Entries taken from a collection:
================================

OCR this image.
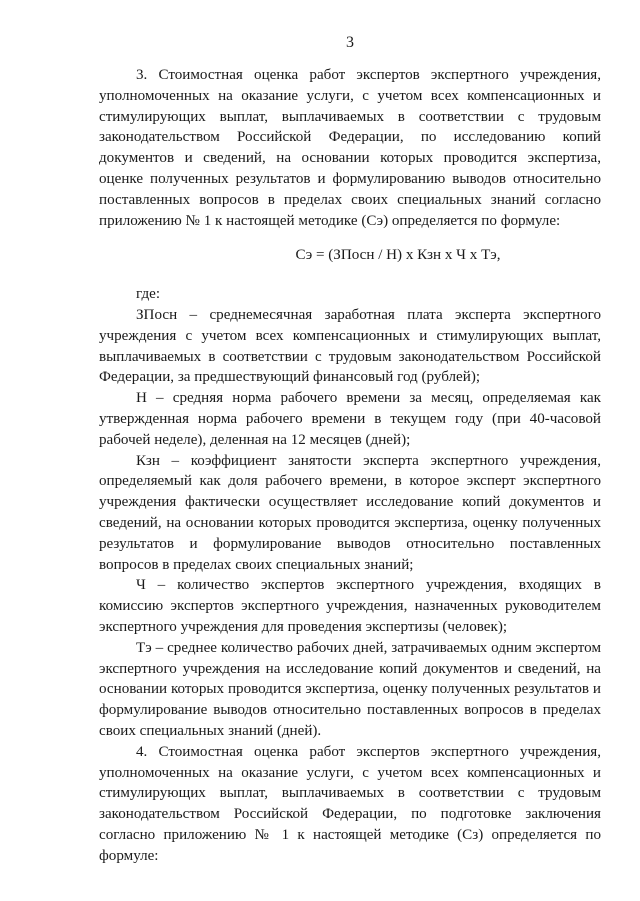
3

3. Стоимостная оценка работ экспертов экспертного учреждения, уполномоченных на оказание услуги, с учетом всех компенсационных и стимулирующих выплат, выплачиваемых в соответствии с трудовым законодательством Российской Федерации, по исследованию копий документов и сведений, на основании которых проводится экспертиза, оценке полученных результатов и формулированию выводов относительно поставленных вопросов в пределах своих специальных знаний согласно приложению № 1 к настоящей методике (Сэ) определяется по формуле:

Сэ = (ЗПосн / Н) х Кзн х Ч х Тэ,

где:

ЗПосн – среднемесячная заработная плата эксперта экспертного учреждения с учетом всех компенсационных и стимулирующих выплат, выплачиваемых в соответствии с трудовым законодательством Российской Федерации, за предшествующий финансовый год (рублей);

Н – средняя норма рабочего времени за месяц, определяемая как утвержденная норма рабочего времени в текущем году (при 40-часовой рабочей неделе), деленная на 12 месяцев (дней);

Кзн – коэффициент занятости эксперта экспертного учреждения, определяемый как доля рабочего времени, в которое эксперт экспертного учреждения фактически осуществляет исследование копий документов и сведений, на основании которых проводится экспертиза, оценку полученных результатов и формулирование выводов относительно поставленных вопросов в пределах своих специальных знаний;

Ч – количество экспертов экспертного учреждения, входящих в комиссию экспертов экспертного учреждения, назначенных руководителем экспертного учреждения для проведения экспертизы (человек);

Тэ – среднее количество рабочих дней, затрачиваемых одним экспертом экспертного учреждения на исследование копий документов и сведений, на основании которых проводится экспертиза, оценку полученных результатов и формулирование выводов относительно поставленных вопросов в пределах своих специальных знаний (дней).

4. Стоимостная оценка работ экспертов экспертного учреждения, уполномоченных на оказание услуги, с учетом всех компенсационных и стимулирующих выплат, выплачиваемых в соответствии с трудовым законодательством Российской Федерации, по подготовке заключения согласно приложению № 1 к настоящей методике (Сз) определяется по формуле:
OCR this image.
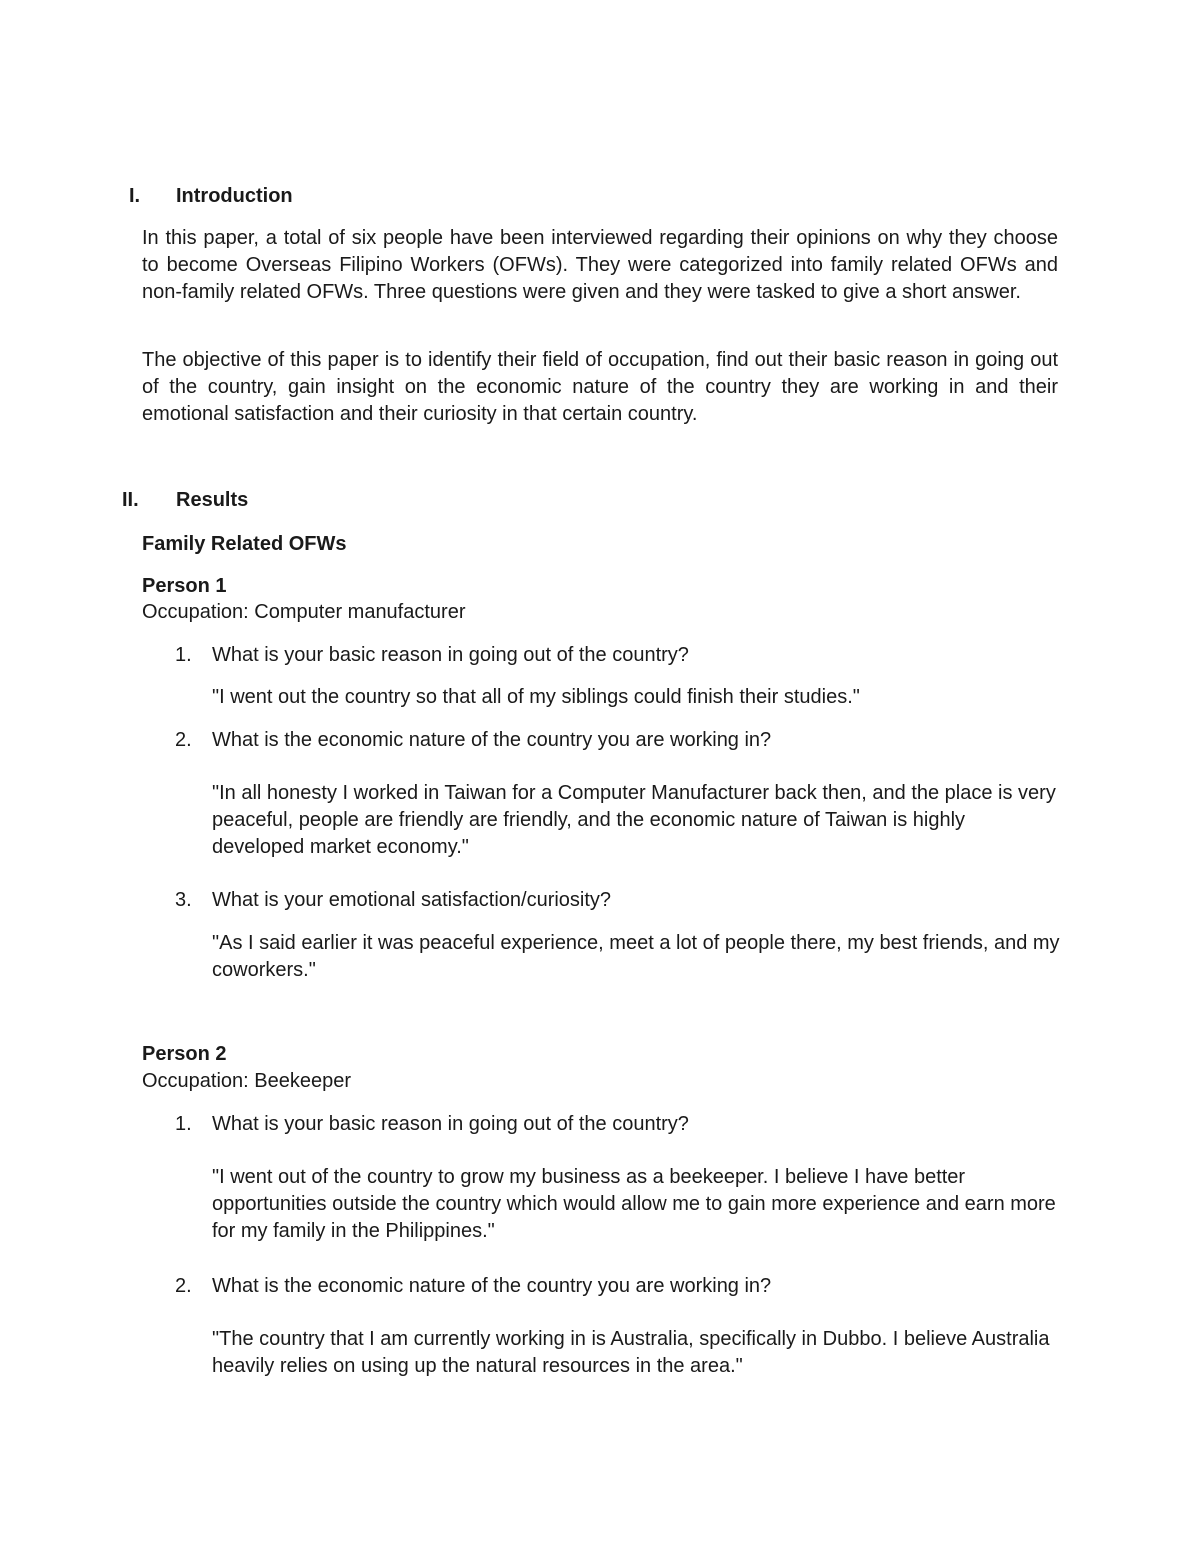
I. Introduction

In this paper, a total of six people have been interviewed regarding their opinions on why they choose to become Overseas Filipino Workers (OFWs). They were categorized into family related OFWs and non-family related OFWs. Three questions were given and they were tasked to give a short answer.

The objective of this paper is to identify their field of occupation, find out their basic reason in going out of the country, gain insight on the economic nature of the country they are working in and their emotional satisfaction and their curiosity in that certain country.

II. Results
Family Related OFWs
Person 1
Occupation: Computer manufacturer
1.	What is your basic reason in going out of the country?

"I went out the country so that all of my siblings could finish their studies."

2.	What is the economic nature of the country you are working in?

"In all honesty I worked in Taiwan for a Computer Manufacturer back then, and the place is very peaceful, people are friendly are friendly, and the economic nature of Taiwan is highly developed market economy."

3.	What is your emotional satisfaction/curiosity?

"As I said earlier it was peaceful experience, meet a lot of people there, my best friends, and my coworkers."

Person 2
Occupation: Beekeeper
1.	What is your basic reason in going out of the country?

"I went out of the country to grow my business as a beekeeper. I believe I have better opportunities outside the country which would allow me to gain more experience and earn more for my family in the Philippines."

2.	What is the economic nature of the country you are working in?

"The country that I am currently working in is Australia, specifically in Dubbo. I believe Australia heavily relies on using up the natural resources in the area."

================================

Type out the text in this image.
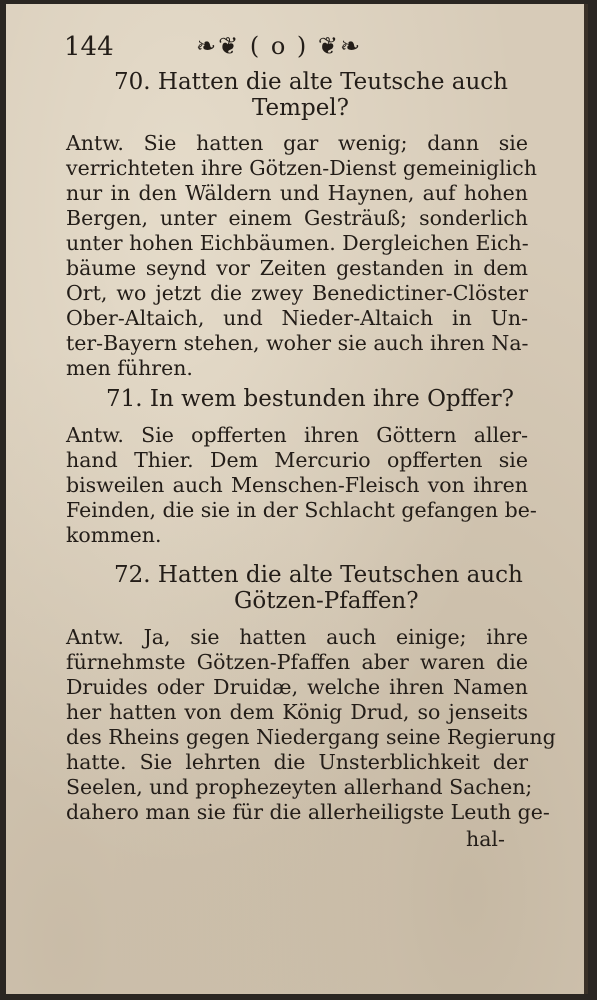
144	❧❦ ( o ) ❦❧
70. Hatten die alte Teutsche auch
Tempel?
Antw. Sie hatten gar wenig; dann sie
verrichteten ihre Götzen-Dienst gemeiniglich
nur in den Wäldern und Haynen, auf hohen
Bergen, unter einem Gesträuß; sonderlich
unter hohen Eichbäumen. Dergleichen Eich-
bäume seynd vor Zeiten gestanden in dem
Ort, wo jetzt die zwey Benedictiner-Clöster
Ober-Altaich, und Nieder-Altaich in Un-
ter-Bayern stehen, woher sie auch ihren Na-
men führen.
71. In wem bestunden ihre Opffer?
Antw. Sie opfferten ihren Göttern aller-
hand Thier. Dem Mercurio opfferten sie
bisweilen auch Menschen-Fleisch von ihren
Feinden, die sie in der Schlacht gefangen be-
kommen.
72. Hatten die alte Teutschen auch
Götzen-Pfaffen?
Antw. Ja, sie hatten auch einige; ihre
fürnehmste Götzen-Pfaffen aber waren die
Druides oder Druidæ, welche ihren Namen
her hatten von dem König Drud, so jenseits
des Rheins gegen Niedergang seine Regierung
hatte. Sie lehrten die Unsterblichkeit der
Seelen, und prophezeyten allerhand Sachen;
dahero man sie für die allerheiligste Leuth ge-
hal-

================================

Find every line of the data that holds the string "alte", then say how many there are and nothing else.

> **Exercise response**: 2